───── MATERIAL ─────
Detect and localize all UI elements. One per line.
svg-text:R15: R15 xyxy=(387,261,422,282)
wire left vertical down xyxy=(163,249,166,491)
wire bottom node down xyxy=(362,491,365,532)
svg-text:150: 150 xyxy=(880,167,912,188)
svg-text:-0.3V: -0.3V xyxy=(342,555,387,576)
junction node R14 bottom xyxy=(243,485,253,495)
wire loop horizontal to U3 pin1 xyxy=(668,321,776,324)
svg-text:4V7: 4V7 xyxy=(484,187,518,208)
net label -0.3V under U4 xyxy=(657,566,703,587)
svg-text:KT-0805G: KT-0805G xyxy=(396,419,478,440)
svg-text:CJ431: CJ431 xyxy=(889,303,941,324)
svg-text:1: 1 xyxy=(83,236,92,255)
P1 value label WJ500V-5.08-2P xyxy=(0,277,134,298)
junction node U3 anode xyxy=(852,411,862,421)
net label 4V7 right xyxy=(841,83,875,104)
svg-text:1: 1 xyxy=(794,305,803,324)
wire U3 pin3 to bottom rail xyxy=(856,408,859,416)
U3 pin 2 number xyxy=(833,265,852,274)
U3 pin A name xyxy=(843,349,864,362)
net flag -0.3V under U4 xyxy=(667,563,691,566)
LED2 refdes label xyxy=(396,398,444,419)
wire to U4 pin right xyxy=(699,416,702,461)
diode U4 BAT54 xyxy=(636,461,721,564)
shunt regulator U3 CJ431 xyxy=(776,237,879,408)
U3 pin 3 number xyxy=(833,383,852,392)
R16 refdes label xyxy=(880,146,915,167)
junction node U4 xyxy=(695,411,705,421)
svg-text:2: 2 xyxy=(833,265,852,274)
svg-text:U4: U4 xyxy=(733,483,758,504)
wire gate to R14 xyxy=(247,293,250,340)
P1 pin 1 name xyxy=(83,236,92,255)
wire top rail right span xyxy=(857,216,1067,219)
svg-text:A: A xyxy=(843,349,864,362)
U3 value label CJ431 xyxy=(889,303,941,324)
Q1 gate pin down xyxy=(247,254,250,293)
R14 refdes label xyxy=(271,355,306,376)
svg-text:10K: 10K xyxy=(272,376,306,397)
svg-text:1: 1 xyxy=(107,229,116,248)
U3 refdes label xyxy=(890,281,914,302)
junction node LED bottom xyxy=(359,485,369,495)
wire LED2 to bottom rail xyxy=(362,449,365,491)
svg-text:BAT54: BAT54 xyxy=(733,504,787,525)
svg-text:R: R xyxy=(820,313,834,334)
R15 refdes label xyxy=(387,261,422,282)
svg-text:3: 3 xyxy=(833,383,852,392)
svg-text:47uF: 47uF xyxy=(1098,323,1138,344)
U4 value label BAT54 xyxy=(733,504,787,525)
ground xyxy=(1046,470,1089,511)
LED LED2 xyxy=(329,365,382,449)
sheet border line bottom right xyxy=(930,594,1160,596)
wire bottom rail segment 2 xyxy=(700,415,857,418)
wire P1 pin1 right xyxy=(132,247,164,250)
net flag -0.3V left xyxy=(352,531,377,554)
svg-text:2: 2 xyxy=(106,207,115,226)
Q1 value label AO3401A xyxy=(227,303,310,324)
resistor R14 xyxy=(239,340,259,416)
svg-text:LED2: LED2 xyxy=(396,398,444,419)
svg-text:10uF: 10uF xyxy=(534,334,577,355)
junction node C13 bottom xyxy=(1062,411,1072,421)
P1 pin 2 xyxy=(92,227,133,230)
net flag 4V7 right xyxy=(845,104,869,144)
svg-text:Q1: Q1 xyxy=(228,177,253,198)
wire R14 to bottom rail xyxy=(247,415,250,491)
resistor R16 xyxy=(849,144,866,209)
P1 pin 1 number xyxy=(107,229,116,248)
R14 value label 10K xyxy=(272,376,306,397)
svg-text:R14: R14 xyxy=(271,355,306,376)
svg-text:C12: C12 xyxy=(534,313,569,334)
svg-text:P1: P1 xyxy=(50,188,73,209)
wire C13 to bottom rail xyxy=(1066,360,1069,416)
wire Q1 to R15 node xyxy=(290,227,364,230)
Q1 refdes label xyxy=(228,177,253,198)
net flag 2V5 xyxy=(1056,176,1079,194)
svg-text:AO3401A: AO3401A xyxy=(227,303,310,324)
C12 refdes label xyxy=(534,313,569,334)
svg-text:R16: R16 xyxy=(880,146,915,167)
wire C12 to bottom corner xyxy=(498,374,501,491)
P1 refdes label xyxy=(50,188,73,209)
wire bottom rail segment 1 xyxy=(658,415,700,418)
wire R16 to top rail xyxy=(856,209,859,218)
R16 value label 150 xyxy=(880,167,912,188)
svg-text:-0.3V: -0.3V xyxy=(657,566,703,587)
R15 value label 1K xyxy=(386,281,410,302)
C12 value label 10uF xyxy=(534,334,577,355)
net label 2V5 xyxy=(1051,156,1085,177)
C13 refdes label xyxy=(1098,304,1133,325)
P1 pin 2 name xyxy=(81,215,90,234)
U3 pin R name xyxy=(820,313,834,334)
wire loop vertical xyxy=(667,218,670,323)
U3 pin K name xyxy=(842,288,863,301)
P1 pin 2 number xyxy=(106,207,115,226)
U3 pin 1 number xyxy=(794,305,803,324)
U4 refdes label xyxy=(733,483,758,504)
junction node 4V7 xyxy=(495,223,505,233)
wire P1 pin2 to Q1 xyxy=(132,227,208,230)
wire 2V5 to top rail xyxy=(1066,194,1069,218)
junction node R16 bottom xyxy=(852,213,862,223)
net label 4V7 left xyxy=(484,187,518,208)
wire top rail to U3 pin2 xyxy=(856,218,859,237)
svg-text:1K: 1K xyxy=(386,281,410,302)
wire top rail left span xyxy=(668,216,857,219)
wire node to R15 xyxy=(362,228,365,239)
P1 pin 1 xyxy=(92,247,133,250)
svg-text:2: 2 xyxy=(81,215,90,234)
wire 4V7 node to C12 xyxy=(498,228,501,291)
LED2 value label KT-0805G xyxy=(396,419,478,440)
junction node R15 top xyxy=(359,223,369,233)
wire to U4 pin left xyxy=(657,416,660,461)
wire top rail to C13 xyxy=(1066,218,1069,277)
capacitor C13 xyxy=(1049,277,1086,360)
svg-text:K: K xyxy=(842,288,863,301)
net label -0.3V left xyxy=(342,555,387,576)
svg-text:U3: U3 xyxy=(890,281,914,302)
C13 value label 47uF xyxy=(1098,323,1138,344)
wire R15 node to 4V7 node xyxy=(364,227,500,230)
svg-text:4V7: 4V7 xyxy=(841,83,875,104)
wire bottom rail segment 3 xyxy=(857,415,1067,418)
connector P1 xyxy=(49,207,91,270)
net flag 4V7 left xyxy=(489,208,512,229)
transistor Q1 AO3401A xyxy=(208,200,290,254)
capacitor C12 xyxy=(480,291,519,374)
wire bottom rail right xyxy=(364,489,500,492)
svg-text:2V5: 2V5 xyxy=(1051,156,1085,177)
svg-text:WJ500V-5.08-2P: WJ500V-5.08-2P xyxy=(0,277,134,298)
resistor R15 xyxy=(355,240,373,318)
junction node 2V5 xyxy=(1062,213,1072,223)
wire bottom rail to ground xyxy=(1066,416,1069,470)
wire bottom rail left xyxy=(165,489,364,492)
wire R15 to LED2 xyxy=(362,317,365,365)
─────
Count how many lines of the material above contain the string "resistor", matching case exactly, and give only that number.

> FULL OUTPUT: 3